## Collected data
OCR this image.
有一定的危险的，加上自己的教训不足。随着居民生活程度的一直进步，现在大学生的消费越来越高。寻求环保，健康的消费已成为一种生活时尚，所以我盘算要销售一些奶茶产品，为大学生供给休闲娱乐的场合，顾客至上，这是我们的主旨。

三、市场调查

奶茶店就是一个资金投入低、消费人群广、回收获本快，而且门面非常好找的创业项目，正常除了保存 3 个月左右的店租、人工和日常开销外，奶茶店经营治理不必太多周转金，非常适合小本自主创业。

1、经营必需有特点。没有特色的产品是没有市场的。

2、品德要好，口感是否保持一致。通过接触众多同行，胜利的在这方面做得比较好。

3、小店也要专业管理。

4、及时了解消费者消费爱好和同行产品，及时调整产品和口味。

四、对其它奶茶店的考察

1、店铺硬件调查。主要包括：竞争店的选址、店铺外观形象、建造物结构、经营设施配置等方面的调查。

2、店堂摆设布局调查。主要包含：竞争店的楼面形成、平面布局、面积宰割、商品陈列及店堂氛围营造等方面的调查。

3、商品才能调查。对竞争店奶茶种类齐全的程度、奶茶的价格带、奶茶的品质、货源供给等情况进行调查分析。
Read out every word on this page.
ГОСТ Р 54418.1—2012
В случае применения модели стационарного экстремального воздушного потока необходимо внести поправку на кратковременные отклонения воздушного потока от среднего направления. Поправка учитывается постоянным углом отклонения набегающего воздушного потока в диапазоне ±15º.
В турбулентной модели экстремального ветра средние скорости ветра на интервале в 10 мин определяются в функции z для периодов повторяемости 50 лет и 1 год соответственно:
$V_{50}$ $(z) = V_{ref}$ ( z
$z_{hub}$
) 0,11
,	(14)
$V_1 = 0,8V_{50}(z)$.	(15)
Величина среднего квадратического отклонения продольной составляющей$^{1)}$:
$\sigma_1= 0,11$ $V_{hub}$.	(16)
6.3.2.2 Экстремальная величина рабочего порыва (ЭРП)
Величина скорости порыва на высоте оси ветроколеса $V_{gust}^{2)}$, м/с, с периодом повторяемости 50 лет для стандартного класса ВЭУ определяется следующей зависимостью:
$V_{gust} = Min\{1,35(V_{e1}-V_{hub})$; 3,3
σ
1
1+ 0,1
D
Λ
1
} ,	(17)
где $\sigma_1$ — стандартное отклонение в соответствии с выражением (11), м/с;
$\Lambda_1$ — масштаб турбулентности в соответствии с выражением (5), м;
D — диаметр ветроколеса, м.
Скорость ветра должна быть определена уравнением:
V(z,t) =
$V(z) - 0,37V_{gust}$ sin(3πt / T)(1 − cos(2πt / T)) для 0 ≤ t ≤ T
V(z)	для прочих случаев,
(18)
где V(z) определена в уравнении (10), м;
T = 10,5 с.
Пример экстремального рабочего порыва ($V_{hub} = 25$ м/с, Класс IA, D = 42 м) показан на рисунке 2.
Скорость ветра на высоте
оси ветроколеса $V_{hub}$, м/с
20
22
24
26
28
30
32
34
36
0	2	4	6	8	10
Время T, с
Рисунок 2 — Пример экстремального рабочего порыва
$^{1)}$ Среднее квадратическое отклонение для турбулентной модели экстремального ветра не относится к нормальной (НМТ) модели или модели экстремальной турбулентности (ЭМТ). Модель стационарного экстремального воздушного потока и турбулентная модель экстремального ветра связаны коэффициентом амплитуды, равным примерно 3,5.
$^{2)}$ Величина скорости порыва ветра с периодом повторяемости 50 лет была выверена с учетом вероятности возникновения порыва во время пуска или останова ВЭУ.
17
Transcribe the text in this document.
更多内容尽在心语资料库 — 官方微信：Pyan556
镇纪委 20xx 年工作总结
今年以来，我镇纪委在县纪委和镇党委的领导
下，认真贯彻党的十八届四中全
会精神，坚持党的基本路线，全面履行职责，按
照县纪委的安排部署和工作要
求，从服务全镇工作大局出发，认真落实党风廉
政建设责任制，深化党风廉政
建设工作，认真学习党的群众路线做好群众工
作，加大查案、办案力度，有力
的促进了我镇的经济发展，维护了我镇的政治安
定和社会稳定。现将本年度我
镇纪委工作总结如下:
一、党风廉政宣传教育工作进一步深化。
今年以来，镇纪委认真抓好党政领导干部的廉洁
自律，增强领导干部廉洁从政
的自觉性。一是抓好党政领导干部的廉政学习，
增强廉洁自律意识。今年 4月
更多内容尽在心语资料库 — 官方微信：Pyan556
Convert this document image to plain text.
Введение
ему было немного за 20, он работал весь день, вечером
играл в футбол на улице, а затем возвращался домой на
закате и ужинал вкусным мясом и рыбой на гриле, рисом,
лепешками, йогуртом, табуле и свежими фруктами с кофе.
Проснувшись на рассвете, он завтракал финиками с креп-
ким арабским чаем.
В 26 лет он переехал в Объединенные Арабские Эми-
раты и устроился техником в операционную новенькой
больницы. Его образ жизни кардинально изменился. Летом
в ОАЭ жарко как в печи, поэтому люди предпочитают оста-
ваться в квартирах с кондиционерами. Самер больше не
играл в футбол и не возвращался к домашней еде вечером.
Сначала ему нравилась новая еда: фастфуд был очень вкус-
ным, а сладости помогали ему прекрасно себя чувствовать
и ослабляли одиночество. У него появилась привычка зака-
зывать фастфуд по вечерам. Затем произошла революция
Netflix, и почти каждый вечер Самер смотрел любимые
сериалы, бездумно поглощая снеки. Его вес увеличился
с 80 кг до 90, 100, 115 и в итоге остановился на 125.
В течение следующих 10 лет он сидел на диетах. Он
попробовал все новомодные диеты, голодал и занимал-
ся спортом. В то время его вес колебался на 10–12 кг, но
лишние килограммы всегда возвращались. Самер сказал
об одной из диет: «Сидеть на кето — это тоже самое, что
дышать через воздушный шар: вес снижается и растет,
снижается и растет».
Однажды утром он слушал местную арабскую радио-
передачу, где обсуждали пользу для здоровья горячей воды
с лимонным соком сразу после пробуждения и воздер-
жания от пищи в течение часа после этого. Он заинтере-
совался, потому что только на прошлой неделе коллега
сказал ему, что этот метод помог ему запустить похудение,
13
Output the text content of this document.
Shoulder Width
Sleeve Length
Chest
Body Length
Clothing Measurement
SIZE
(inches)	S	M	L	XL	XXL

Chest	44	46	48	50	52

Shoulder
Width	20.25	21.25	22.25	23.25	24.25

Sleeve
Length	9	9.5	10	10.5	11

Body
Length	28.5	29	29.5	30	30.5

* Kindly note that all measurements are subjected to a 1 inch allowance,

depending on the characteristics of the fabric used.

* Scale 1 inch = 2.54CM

## YOUR OBJECTIVE
Repeat the records above exactly, leaving none out.

## OUTPUT OF THE EXERCISE
OCR this image.
有一定的危险的，加上自己的教训不足。随着居民生活程度的一直进步，现在大学生的消费越来越高。寻求环保，健康的消费已成为一种生活时尚，所以我盘算要销售一些奶茶产品，为大学生供给休闲娱乐的场合，顾客至上，这是我们的主旨。

三、市场调查

奶茶店就是一个资金投入低、消费人群广、回收获本快，而且门面非常好找的创业项目，正常除了保存 3 个月左右的店租、人工和日常开销外，奶茶店经营治理不必太多周转金，非常适合小本自主创业。

1、经营必需有特点。没有特色的产品是没有市场的。

2、品德要好，口感是否保持一致。通过接触众多同行，胜利的在这方面做得比较好。

3、小店也要专业管理。

4、及时了解消费者消费爱好和同行产品，及时调整产品和口味。

四、对其它奶茶店的考察

1、店铺硬件调查。主要包括：竞争店的选址、店铺外观形象、建造物结构、经营设施配置等方面的调查。

2、店堂摆设布局调查。主要包含：竞争店的楼面形成、平面布局、面积宰割、商品陈列及店堂氛围营造等方面的调查。

3、商品才能调查。对竞争店奶茶种类齐全的程度、奶茶的价格带、奶茶的品质、货源供给等情况进行调查分析。
Read out every word on this page.
ГОСТ Р 54418.1—2012
В случае применения модели стационарного экстремального воздушного потока необходимо внести поправку на кратковременные отклонения воздушного потока от среднего направления. Поправка учитывается постоянным углом отклонения набегающего воздушного потока в диапазоне ±15º.
В турбулентной модели экстремального ветра средние скорости ветра на интервале в 10 мин определяются в функции z для периодов повторяемости 50 лет и 1 год соответственно:
$V_{50}$ $(z) = V_{ref}$ ( z
$z_{hub}$
) 0,11
,	(14)
$V_1 = 0,8V_{50}(z)$.	(15)
Величина среднего квадратического отклонения продольной составляющей$^{1)}$:
$\sigma_1= 0,11$ $V_{hub}$.	(16)
6.3.2.2 Экстремальная величина рабочего порыва (ЭРП)
Величина скорости порыва на высоте оси ветроколеса $V_{gust}^{2)}$, м/с, с периодом повторяемости 50 лет для стандартного класса ВЭУ определяется следующей зависимостью:
$V_{gust} = Min\{1,35(V_{e1}-V_{hub})$; 3,3
σ
1
1+ 0,1
D
Λ
1
} ,	(17)
где $\sigma_1$ — стандартное отклонение в соответствии с выражением (11), м/с;
$\Lambda_1$ — масштаб турбулентности в соответствии с выражением (5), м;
D — диаметр ветроколеса, м.
Скорость ветра должна быть определена уравнением:
V(z,t) =
$V(z) - 0,37V_{gust}$ sin(3πt / T)(1 − cos(2πt / T)) для 0 ≤ t ≤ T
V(z)	для прочих случаев,
(18)
где V(z) определена в уравнении (10), м;
T = 10,5 с.
Пример экстремального рабочего порыва ($V_{hub} = 25$ м/с, Класс IA, D = 42 м) показан на рисунке 2.
Скорость ветра на высоте
оси ветроколеса $V_{hub}$, м/с
20
22
24
26
28
30
32
34
36
0	2	4	6	8	10
Время T, с
Рисунок 2 — Пример экстремального рабочего порыва
$^{1)}$ Среднее квадратическое отклонение для турбулентной модели экстремального ветра не относится к нормальной (НМТ) модели или модели экстремальной турбулентности (ЭМТ). Модель стационарного экстремального воздушного потока и турбулентная модель экстремального ветра связаны коэффициентом амплитуды, равным примерно 3,5.
$^{2)}$ Величина скорости порыва ветра с периодом повторяемости 50 лет была выверена с учетом вероятности возникновения порыва во время пуска или останова ВЭУ.
17
Transcribe the text in this document.
更多内容尽在心语资料库 — 官方微信：Pyan556
镇纪委 20xx 年工作总结
今年以来，我镇纪委在县纪委和镇党委的领导
下，认真贯彻党的十八届四中全
会精神，坚持党的基本路线，全面履行职责，按
照县纪委的安排部署和工作要
求，从服务全镇工作大局出发，认真落实党风廉
政建设责任制，深化党风廉政
建设工作，认真学习党的群众路线做好群众工
作，加大查案、办案力度，有力
的促进了我镇的经济发展，维护了我镇的政治安
定和社会稳定。现将本年度我
镇纪委工作总结如下:
一、党风廉政宣传教育工作进一步深化。
今年以来，镇纪委认真抓好党政领导干部的廉洁
自律，增强领导干部廉洁从政
的自觉性。一是抓好党政领导干部的廉政学习，
增强廉洁自律意识。今年 4月
更多内容尽在心语资料库 — 官方微信：Pyan556
Convert this document image to plain text.
Введение
ему было немного за 20, он работал весь день, вечером
играл в футбол на улице, а затем возвращался домой на
закате и ужинал вкусным мясом и рыбой на гриле, рисом,
лепешками, йогуртом, табуле и свежими фруктами с кофе.
Проснувшись на рассвете, он завтракал финиками с креп-
ким арабским чаем.
В 26 лет он переехал в Объединенные Арабские Эми-
раты и устроился техником в операционную новенькой
больницы. Его образ жизни кардинально изменился. Летом
в ОАЭ жарко как в печи, поэтому люди предпочитают оста-
ваться в квартирах с кондиционерами. Самер больше не
играл в футбол и не возвращался к домашней еде вечером.
Сначала ему нравилась новая еда: фастфуд был очень вкус-
ным, а сладости помогали ему прекрасно себя чувствовать
и ослабляли одиночество. У него появилась привычка зака-
зывать фастфуд по вечерам. Затем произошла революция
Netflix, и почти каждый вечер Самер смотрел любимые
сериалы, бездумно поглощая снеки. Его вес увеличился
с 80 кг до 90, 100, 115 и в итоге остановился на 125.
В течение следующих 10 лет он сидел на диетах. Он
попробовал все новомодные диеты, голодал и занимал-
ся спортом. В то время его вес колебался на 10–12 кг, но
лишние килограммы всегда возвращались. Самер сказал
об одной из диет: «Сидеть на кето — это тоже самое, что
дышать через воздушный шар: вес снижается и растет,
снижается и растет».
Однажды утром он слушал местную арабскую радио-
передачу, где обсуждали пользу для здоровья горячей воды
с лимонным соком сразу после пробуждения и воздер-
жания от пищи в течение часа после этого. Он заинтере-
совался, потому что только на прошлой неделе коллега
сказал ему, что этот метод помог ему запустить похудение,
13
Output the text content of this document.
Shoulder Width
Sleeve Length
Chest
Body Length
Clothing Measurement
SIZE
(inches)	S	M	L	XL	XXL

Chest	44	46	48	50	52

Shoulder
Width	20.25	21.25	22.25	23.25	24.25

Sleeve
Length	9	9.5	10	10.5	11

Body
Length	28.5	29	29.5	30	30.5

* Kindly note that all measurements are subjected to a 1 inch allowance,

depending on the characteristics of the fabric used.

* Scale 1 inch = 2.54CM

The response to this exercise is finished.